What the task requires »
Your task is to copy every line of the records below that contains "mistéricas".

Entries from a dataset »
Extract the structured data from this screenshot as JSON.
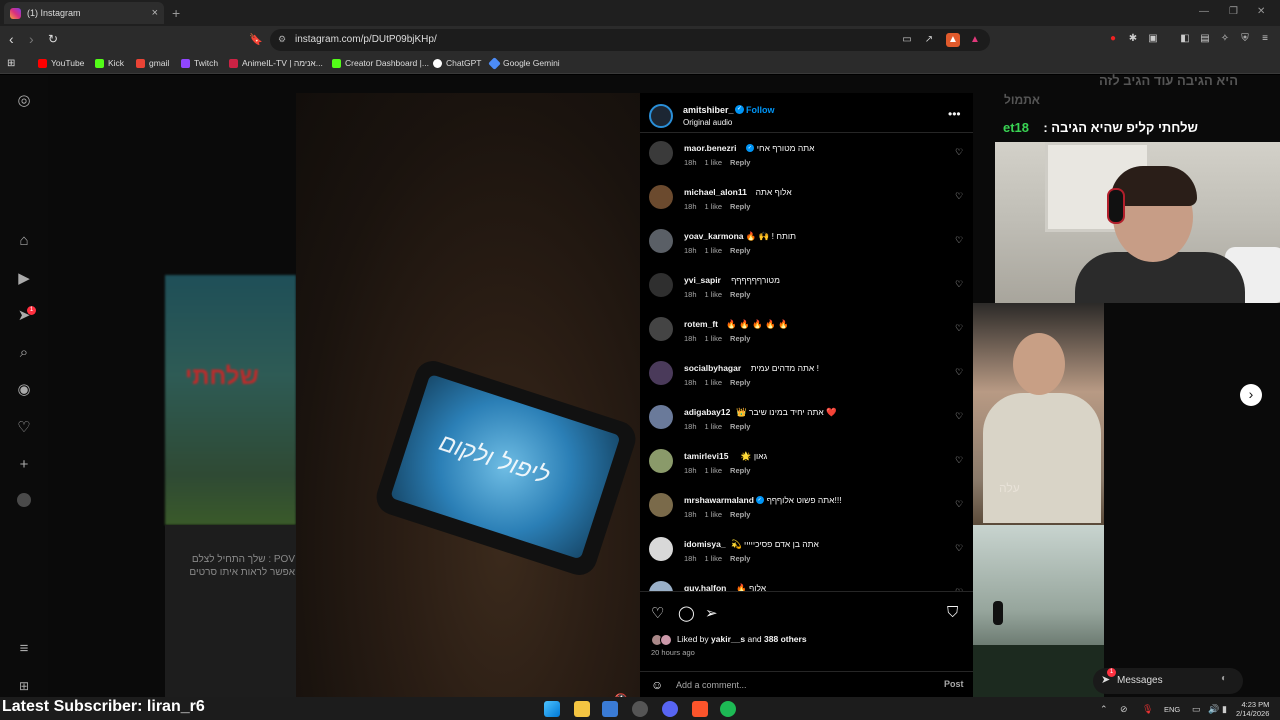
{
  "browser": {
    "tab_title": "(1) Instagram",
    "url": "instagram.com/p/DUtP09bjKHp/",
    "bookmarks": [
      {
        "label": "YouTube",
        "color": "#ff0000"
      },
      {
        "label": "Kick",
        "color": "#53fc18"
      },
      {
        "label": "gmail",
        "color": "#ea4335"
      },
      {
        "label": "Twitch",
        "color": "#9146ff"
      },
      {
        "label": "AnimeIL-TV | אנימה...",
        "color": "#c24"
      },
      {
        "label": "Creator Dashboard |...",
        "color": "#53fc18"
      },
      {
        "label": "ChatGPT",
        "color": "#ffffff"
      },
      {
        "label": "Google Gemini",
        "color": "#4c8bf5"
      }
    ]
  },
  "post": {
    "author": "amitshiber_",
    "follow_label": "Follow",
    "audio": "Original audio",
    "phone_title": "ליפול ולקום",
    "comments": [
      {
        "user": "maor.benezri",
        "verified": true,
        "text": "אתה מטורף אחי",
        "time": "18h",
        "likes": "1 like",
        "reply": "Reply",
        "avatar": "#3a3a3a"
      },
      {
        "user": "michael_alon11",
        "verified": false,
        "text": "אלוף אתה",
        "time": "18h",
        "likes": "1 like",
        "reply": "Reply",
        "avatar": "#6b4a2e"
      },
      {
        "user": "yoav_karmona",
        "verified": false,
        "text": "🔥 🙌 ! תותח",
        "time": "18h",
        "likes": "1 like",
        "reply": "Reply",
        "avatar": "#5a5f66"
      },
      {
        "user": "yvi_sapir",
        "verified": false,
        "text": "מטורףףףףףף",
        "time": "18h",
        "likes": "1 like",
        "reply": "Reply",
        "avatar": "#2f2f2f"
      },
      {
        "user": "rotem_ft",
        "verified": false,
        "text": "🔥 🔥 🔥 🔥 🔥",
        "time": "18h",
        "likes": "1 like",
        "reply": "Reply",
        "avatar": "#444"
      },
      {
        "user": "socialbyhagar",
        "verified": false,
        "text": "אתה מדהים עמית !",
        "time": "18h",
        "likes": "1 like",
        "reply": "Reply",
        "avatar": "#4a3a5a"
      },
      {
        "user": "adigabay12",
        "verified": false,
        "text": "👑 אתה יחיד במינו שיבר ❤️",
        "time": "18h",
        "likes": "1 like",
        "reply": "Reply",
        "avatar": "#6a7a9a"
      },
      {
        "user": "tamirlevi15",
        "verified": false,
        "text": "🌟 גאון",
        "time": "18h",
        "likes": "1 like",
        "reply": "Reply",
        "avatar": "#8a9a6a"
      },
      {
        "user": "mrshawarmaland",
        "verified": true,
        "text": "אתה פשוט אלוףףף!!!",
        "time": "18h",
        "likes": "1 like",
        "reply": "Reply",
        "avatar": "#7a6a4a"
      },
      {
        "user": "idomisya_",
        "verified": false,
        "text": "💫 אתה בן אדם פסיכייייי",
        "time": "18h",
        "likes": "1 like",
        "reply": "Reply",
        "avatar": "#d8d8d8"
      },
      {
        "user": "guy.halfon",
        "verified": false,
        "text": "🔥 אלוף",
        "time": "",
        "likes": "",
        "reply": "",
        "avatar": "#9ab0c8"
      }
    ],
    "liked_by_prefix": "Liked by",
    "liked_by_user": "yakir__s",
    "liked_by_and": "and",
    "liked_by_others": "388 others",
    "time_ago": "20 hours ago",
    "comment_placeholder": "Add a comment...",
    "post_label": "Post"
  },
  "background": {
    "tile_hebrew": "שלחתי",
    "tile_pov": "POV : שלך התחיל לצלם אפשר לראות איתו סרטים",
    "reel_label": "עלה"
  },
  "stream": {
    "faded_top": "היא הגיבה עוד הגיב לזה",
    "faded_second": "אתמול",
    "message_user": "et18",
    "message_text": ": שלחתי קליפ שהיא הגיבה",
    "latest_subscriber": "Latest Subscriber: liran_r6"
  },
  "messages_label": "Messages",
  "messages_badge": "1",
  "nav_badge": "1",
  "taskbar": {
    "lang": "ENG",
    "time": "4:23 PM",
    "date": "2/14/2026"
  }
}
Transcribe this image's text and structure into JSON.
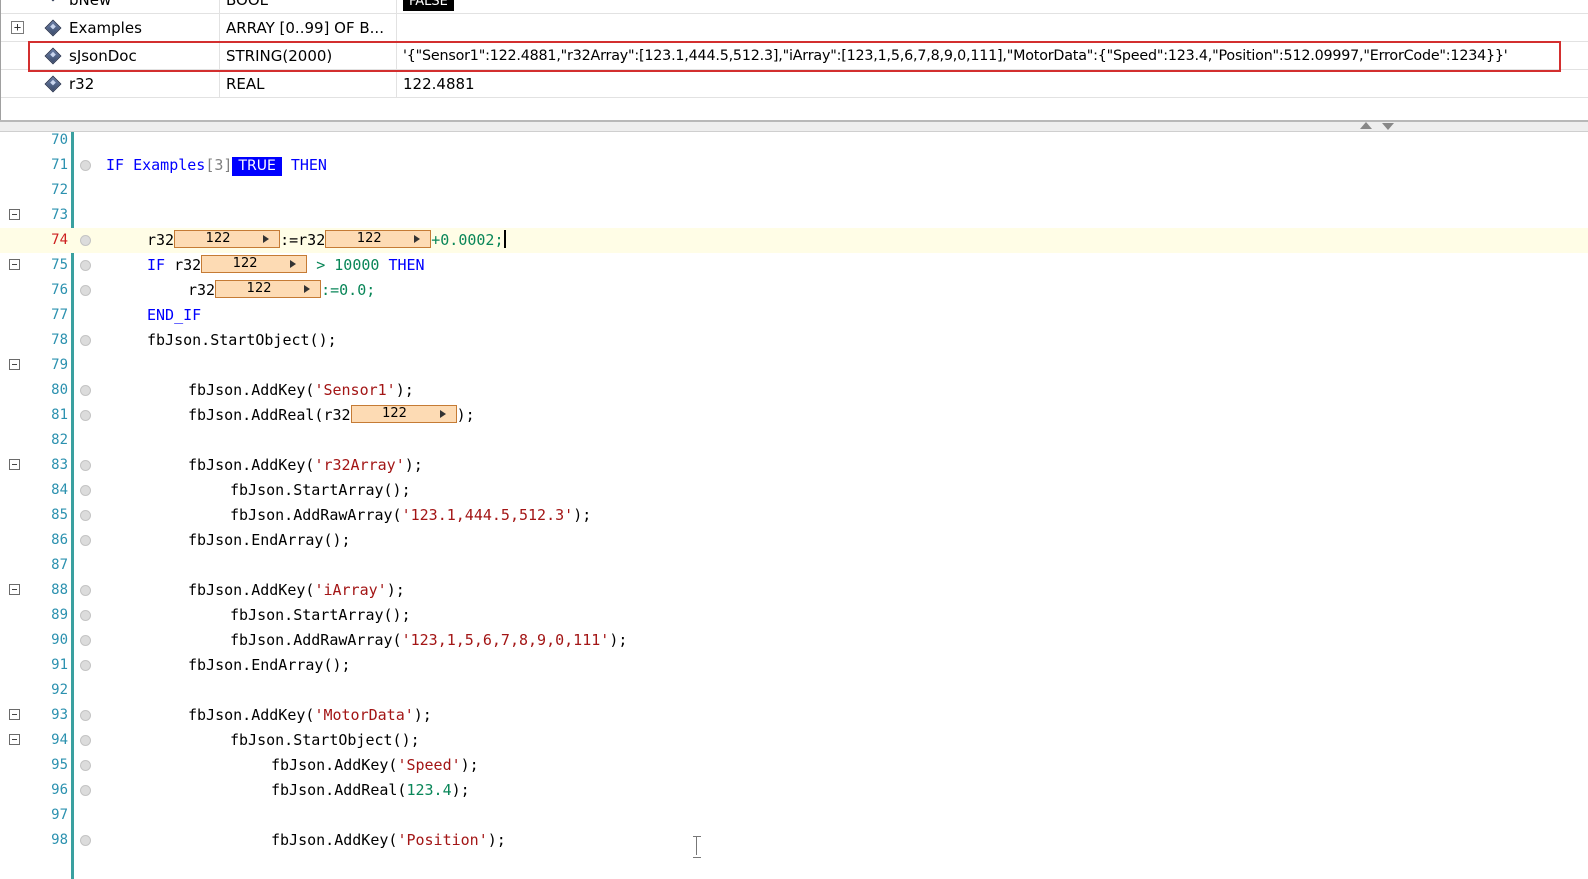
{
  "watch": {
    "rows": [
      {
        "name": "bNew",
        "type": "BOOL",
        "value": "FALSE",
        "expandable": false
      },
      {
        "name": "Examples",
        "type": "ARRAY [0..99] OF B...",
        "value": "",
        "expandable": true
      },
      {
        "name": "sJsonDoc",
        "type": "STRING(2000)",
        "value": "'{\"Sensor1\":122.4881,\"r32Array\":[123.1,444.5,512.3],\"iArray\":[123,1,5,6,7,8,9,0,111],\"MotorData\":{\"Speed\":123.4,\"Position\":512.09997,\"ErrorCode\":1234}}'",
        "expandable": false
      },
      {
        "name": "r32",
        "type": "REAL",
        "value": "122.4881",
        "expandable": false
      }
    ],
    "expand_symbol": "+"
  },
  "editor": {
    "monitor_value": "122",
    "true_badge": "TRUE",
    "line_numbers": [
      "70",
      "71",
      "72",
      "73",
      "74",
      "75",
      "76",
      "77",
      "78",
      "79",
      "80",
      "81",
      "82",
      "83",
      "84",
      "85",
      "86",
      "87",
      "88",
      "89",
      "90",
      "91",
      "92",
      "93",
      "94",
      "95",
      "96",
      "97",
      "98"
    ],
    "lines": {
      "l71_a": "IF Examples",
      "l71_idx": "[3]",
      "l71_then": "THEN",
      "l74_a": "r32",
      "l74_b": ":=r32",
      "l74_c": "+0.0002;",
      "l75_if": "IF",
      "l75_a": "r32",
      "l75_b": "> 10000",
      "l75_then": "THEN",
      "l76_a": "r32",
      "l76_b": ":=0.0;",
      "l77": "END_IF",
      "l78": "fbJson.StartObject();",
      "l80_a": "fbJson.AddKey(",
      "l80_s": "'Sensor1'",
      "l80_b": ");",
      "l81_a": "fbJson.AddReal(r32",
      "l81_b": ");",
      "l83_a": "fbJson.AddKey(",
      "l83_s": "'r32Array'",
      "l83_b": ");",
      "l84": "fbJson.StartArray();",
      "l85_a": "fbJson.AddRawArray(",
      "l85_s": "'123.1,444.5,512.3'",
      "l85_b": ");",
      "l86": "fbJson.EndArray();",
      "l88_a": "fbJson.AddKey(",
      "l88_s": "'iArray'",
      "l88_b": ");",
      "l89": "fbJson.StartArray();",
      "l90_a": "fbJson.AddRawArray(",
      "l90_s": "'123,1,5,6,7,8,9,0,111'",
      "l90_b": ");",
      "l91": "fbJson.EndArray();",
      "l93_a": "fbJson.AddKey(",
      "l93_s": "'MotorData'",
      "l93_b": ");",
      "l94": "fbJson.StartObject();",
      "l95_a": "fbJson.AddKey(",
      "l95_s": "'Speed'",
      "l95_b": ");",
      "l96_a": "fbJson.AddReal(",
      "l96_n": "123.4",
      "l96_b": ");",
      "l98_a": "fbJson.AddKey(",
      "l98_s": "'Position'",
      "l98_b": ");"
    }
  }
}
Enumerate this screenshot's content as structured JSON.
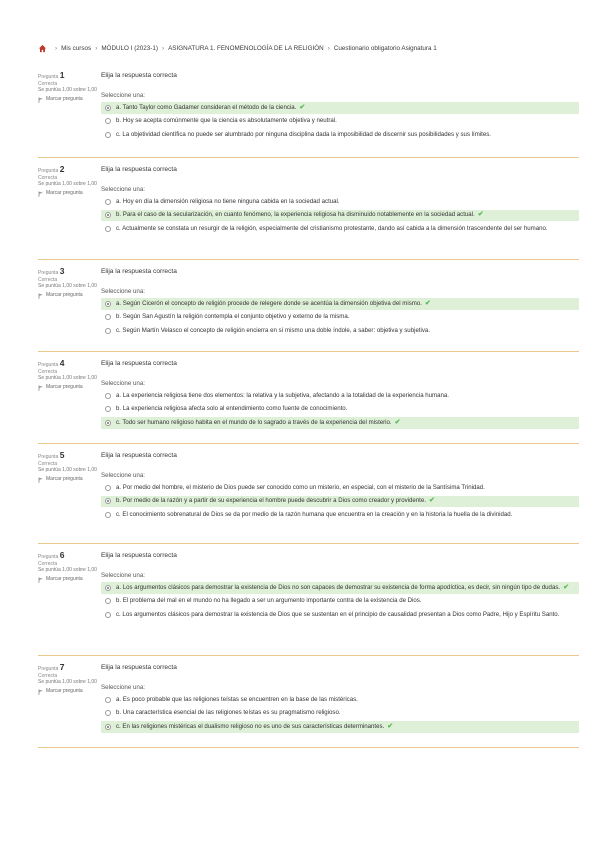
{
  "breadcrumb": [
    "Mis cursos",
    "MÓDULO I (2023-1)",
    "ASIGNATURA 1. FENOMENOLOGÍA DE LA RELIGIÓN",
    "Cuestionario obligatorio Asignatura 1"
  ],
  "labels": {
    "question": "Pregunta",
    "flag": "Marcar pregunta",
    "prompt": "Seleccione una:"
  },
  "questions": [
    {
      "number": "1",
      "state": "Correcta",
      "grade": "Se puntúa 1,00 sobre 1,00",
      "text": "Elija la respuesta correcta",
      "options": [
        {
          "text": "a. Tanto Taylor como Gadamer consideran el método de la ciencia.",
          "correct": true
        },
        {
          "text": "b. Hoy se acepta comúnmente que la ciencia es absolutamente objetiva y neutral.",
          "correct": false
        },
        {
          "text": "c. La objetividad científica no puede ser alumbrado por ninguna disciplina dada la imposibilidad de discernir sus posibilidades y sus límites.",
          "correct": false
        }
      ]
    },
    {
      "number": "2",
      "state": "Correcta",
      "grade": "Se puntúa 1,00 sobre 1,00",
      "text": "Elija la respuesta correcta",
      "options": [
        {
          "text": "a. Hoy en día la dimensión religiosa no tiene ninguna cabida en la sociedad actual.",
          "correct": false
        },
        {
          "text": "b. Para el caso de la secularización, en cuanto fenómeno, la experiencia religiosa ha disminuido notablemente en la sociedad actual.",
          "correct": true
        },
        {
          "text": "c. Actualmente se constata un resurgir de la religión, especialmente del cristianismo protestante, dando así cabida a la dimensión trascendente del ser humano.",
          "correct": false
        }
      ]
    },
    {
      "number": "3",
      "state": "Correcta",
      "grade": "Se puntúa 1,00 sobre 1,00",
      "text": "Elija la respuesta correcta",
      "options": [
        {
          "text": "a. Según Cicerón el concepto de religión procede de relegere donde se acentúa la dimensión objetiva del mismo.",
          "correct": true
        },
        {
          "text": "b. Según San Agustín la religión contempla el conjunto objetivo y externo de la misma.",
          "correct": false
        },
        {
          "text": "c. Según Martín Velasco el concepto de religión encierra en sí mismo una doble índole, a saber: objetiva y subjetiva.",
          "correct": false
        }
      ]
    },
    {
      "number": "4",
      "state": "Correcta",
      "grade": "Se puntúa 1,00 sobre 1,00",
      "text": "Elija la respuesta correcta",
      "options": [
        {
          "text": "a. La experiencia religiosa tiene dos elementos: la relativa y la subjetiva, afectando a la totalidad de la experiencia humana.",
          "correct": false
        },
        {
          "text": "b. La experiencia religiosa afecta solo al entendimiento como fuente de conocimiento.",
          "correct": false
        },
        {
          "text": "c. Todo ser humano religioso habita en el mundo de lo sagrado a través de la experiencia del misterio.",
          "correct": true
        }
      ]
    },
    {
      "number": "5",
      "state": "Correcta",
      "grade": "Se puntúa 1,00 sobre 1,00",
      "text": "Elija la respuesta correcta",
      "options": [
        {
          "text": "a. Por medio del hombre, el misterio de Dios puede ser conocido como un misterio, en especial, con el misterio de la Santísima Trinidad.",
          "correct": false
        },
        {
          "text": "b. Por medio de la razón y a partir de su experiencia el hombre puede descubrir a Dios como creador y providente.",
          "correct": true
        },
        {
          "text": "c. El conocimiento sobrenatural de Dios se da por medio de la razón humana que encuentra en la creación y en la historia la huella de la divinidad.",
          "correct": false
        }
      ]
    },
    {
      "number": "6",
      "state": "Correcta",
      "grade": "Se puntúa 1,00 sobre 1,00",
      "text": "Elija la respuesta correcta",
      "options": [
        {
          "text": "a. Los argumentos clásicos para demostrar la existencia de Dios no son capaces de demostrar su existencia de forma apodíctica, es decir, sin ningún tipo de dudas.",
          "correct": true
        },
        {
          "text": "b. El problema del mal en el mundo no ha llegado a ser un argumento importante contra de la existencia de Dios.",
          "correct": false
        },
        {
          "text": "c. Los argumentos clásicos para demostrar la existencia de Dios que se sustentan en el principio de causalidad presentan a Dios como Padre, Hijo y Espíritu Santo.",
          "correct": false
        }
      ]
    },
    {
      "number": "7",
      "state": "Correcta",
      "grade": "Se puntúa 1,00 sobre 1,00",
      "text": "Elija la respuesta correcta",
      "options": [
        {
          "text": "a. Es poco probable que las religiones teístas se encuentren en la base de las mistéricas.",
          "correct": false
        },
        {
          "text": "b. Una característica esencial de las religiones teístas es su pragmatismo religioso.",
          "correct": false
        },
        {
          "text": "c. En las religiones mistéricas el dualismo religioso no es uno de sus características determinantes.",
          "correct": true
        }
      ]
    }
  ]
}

The completed task »
          "text": "a. Es poco probable que las religiones teístas se encuentren en la base de las mistéricas.",
          "text": "c. En las religiones mistéricas el dualismo religioso no es uno de sus características determinantes.",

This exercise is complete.